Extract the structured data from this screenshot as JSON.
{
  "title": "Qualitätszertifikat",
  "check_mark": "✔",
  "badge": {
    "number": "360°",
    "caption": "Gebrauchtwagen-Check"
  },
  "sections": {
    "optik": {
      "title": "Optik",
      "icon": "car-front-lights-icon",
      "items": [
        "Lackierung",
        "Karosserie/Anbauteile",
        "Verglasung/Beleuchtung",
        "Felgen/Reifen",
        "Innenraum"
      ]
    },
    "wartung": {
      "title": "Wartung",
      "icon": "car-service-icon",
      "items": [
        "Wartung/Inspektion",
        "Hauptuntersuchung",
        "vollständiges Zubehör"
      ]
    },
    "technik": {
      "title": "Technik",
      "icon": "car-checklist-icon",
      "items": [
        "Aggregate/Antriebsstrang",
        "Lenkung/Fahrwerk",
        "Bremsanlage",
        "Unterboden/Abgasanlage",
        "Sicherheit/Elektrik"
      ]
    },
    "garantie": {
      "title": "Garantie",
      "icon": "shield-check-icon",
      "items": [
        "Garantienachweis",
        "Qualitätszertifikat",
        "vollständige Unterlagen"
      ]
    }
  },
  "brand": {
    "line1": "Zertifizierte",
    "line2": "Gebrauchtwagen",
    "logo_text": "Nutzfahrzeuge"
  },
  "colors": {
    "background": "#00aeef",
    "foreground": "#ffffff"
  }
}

════════

#### AIM:
In the listing above, how many lines hold the word "Gebrauchtwagen"? Give the number and nothing more.

#### FULL RESPONSE:
2